TASK DETAILS:
Copy every record below exactly.

RECORDS FOR THE EXERCISE:
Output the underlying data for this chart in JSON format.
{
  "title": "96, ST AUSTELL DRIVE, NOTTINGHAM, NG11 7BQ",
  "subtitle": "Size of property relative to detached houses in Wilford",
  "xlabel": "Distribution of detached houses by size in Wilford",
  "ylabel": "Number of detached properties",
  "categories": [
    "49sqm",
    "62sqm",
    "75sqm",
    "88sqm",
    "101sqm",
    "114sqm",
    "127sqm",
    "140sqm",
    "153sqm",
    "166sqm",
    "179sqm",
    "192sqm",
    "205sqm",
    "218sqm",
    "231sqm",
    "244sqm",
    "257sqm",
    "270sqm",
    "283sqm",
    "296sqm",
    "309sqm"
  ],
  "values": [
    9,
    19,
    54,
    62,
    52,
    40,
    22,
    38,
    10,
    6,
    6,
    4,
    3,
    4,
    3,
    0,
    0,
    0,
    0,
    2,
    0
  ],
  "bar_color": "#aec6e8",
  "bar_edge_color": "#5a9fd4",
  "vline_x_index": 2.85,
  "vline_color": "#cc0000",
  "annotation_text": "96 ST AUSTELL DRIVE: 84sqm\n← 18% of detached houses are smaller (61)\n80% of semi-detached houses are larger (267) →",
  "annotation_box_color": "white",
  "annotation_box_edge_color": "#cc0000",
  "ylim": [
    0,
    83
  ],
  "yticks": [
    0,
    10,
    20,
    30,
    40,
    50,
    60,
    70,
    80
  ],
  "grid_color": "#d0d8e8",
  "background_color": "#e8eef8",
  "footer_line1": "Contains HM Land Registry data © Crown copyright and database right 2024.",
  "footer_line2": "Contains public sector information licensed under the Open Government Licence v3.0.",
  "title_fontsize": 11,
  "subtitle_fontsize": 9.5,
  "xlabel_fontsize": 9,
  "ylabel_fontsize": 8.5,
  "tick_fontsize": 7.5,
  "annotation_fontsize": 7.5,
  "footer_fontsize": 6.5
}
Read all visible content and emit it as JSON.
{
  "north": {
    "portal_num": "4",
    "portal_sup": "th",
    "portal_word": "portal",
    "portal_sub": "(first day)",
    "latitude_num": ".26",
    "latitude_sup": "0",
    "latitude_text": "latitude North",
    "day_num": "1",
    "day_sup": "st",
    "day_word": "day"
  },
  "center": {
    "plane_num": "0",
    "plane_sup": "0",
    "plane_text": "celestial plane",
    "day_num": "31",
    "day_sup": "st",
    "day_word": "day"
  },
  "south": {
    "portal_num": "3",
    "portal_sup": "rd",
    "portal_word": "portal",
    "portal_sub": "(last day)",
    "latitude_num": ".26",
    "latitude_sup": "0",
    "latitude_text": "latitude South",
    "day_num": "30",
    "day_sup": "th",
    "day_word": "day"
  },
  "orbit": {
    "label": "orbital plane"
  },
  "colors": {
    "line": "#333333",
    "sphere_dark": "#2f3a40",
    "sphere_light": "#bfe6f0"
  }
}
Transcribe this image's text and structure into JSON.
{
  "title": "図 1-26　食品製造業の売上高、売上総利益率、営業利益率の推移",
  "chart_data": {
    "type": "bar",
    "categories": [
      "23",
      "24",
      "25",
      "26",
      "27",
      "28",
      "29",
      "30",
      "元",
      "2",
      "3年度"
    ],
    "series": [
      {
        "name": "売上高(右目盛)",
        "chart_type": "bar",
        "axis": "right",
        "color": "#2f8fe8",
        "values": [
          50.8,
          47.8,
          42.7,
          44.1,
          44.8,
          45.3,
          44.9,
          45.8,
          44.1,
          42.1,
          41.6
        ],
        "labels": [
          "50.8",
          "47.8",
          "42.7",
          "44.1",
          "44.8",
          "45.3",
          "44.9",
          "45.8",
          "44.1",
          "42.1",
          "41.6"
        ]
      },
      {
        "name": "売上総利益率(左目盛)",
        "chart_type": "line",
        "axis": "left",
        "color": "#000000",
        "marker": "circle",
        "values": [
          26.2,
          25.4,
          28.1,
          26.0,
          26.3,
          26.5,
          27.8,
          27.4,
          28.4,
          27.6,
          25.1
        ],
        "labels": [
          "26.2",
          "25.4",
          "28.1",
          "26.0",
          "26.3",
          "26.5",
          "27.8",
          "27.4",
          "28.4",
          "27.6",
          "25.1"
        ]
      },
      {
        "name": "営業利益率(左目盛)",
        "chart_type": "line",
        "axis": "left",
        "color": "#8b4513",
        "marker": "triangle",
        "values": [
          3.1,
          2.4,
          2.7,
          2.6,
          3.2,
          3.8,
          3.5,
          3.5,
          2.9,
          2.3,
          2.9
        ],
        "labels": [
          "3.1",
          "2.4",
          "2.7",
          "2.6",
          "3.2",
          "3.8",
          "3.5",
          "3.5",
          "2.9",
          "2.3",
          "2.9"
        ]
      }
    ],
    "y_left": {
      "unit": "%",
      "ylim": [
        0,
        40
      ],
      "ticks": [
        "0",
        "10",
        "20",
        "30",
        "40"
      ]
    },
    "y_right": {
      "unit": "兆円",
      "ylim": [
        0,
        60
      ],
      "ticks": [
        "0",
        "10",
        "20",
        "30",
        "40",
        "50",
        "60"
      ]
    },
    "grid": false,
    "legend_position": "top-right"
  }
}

SOLVED EXERCISE:
Output the underlying data for this chart in JSON format.
{
  "title": "96, ST AUSTELL DRIVE, NOTTINGHAM, NG11 7BQ",
  "subtitle": "Size of property relative to detached houses in Wilford",
  "xlabel": "Distribution of detached houses by size in Wilford",
  "ylabel": "Number of detached properties",
  "categories": [
    "49sqm",
    "62sqm",
    "75sqm",
    "88sqm",
    "101sqm",
    "114sqm",
    "127sqm",
    "140sqm",
    "153sqm",
    "166sqm",
    "179sqm",
    "192sqm",
    "205sqm",
    "218sqm",
    "231sqm",
    "244sqm",
    "257sqm",
    "270sqm",
    "283sqm",
    "296sqm",
    "309sqm"
  ],
  "values": [
    9,
    19,
    54,
    62,
    52,
    40,
    22,
    38,
    10,
    6,
    6,
    4,
    3,
    4,
    3,
    0,
    0,
    0,
    0,
    2,
    0
  ],
  "bar_color": "#aec6e8",
  "bar_edge_color": "#5a9fd4",
  "vline_x_index": 2.85,
  "vline_color": "#cc0000",
  "annotation_text": "96 ST AUSTELL DRIVE: 84sqm\n← 18% of detached houses are smaller (61)\n80% of semi-detached houses are larger (267) →",
  "annotation_box_color": "white",
  "annotation_box_edge_color": "#cc0000",
  "ylim": [
    0,
    83
  ],
  "yticks": [
    0,
    10,
    20,
    30,
    40,
    50,
    60,
    70,
    80
  ],
  "grid_color": "#d0d8e8",
  "background_color": "#e8eef8",
  "footer_line1": "Contains HM Land Registry data © Crown copyright and database right 2024.",
  "footer_line2": "Contains public sector information licensed under the Open Government Licence v3.0.",
  "title_fontsize": 11,
  "subtitle_fontsize": 9.5,
  "xlabel_fontsize": 9,
  "ylabel_fontsize": 8.5,
  "tick_fontsize": 7.5,
  "annotation_fontsize": 7.5,
  "footer_fontsize": 6.5
}
Read all visible content and emit it as JSON.
{
  "north": {
    "portal_num": "4",
    "portal_sup": "th",
    "portal_word": "portal",
    "portal_sub": "(first day)",
    "latitude_num": ".26",
    "latitude_sup": "0",
    "latitude_text": "latitude North",
    "day_num": "1",
    "day_sup": "st",
    "day_word": "day"
  },
  "center": {
    "plane_num": "0",
    "plane_sup": "0",
    "plane_text": "celestial plane",
    "day_num": "31",
    "day_sup": "st",
    "day_word": "day"
  },
  "south": {
    "portal_num": "3",
    "portal_sup": "rd",
    "portal_word": "portal",
    "portal_sub": "(last day)",
    "latitude_num": ".26",
    "latitude_sup": "0",
    "latitude_text": "latitude South",
    "day_num": "30",
    "day_sup": "th",
    "day_word": "day"
  },
  "orbit": {
    "label": "orbital plane"
  },
  "colors": {
    "line": "#333333",
    "sphere_dark": "#2f3a40",
    "sphere_light": "#bfe6f0"
  }
}
Transcribe this image's text and structure into JSON.
{
  "title": "図 1-26　食品製造業の売上高、売上総利益率、営業利益率の推移",
  "chart_data": {
    "type": "bar",
    "categories": [
      "23",
      "24",
      "25",
      "26",
      "27",
      "28",
      "29",
      "30",
      "元",
      "2",
      "3年度"
    ],
    "series": [
      {
        "name": "売上高(右目盛)",
        "chart_type": "bar",
        "axis": "right",
        "color": "#2f8fe8",
        "values": [
          50.8,
          47.8,
          42.7,
          44.1,
          44.8,
          45.3,
          44.9,
          45.8,
          44.1,
          42.1,
          41.6
        ],
        "labels": [
          "50.8",
          "47.8",
          "42.7",
          "44.1",
          "44.8",
          "45.3",
          "44.9",
          "45.8",
          "44.1",
          "42.1",
          "41.6"
        ]
      },
      {
        "name": "売上総利益率(左目盛)",
        "chart_type": "line",
        "axis": "left",
        "color": "#000000",
        "marker": "circle",
        "values": [
          26.2,
          25.4,
          28.1,
          26.0,
          26.3,
          26.5,
          27.8,
          27.4,
          28.4,
          27.6,
          25.1
        ],
        "labels": [
          "26.2",
          "25.4",
          "28.1",
          "26.0",
          "26.3",
          "26.5",
          "27.8",
          "27.4",
          "28.4",
          "27.6",
          "25.1"
        ]
      },
      {
        "name": "営業利益率(左目盛)",
        "chart_type": "line",
        "axis": "left",
        "color": "#8b4513",
        "marker": "triangle",
        "values": [
          3.1,
          2.4,
          2.7,
          2.6,
          3.2,
          3.8,
          3.5,
          3.5,
          2.9,
          2.3,
          2.9
        ],
        "labels": [
          "3.1",
          "2.4",
          "2.7",
          "2.6",
          "3.2",
          "3.8",
          "3.5",
          "3.5",
          "2.9",
          "2.3",
          "2.9"
        ]
      }
    ],
    "y_left": {
      "unit": "%",
      "ylim": [
        0,
        40
      ],
      "ticks": [
        "0",
        "10",
        "20",
        "30",
        "40"
      ]
    },
    "y_right": {
      "unit": "兆円",
      "ylim": [
        0,
        60
      ],
      "ticks": [
        "0",
        "10",
        "20",
        "30",
        "40",
        "50",
        "60"
      ]
    },
    "grid": false,
    "legend_position": "top-right"
  }
}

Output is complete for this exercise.